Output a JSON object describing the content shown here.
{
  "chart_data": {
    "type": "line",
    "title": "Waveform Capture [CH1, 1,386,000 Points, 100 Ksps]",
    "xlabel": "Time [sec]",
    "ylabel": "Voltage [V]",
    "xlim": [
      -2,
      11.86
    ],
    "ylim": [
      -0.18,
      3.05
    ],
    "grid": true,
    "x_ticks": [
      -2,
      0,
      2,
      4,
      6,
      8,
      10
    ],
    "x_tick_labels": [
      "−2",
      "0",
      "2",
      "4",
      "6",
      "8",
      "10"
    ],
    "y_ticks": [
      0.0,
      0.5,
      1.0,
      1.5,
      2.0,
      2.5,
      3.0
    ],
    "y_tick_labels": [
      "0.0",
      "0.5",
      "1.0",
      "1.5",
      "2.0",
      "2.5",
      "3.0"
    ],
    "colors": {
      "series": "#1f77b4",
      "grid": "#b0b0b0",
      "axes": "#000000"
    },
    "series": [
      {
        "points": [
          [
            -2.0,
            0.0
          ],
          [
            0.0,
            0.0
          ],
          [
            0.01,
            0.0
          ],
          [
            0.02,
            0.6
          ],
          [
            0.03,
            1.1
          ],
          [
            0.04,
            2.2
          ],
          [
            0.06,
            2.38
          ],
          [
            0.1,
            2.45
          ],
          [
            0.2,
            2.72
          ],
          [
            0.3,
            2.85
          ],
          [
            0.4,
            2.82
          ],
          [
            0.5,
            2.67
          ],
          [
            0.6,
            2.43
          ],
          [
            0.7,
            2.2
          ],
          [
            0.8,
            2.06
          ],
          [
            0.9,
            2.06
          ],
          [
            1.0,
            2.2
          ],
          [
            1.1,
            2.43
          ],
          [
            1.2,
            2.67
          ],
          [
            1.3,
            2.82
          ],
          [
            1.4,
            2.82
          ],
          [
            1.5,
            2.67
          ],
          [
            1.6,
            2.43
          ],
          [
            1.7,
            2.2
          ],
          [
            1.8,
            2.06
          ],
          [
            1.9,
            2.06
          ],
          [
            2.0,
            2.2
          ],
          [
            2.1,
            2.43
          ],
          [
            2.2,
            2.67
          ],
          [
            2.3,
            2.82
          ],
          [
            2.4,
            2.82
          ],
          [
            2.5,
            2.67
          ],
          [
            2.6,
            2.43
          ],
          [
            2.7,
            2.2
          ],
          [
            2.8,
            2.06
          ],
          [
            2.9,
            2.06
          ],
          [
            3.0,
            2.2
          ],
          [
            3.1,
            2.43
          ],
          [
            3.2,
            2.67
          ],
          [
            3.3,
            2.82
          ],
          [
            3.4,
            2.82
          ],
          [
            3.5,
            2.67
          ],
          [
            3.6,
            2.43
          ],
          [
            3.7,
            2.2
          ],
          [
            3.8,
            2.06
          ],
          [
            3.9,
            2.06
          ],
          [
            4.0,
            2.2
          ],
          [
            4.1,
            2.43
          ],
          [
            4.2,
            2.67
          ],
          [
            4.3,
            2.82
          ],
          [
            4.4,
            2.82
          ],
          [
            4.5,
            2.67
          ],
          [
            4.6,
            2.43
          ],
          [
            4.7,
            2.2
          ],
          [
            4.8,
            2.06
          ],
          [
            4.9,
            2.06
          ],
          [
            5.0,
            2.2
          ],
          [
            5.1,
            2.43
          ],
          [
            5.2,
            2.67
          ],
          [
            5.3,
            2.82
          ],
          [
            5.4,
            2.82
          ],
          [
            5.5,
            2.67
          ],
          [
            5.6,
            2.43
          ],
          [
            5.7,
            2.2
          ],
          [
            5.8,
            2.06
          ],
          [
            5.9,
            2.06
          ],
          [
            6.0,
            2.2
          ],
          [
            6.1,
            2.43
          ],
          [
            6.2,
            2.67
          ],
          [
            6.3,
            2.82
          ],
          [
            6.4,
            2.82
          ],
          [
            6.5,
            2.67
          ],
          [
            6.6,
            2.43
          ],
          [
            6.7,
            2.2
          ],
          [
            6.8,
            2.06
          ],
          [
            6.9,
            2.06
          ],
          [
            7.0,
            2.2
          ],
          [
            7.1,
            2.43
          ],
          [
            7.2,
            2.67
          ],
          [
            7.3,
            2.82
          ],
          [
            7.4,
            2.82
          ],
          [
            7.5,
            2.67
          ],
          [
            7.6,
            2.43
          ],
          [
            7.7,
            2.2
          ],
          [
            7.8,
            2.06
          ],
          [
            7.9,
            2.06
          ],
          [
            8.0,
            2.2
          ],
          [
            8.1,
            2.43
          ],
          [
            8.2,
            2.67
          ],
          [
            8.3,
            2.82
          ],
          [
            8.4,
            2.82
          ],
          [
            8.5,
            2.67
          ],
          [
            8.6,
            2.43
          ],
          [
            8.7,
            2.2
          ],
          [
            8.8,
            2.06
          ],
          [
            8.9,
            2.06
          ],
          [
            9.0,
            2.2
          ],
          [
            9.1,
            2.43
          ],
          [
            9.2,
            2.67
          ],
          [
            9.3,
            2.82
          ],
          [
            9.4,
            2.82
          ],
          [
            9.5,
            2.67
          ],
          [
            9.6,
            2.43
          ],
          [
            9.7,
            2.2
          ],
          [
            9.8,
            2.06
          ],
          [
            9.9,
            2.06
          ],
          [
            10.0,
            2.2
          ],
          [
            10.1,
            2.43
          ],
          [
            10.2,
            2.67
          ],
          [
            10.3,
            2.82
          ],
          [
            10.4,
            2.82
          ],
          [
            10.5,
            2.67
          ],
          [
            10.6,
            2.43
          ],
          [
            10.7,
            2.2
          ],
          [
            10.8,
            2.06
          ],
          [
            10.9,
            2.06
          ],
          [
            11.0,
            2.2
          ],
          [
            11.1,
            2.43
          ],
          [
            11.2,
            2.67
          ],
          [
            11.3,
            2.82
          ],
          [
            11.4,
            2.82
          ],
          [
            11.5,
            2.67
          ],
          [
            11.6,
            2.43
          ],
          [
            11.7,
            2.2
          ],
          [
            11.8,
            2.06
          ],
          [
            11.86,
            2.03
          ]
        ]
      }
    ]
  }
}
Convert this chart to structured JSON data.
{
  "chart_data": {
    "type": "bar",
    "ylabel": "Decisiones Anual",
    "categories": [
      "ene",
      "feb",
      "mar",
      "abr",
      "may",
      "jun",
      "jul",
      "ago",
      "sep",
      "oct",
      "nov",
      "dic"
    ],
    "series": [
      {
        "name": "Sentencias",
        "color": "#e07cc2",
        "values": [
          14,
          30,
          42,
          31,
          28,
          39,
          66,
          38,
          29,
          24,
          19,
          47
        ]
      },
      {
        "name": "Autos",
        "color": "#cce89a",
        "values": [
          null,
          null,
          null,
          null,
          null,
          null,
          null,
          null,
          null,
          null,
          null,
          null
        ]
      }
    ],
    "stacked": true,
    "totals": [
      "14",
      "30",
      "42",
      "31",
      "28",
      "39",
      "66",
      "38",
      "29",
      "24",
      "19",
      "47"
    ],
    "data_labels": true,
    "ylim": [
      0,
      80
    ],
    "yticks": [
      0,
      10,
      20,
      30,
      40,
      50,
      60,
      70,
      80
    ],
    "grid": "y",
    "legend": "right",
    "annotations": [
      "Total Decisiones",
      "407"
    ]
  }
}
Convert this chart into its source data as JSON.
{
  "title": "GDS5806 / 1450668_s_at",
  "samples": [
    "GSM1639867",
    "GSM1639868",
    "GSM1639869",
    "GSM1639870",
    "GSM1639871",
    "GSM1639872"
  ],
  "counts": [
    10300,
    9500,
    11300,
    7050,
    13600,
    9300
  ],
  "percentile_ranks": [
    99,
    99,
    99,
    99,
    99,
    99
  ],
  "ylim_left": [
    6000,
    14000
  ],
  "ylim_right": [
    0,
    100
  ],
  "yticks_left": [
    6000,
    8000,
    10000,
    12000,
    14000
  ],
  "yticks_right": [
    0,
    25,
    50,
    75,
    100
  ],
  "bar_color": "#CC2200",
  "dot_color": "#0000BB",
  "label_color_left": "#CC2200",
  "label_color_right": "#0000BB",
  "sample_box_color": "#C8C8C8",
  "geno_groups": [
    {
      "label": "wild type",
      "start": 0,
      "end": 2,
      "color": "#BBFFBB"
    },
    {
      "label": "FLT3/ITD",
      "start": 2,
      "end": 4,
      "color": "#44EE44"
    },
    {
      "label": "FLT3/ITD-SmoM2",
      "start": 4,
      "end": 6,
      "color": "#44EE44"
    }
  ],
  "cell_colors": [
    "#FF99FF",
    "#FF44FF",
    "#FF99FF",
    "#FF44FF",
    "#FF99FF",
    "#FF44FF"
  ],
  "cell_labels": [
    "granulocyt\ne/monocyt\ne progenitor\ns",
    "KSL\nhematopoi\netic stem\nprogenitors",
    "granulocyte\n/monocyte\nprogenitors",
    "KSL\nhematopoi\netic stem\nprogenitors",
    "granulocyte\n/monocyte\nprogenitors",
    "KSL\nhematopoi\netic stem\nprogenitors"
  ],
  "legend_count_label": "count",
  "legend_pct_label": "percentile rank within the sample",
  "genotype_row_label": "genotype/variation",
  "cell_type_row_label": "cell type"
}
-=-=-=-=-
▶ [The problem]:
Locate the word "ylabel" in the entries, and copy every line where it is found.

▶ [Exercise solution]:
    "ylabel": "Voltage [V]",
    "ylabel": "Decisiones Anual",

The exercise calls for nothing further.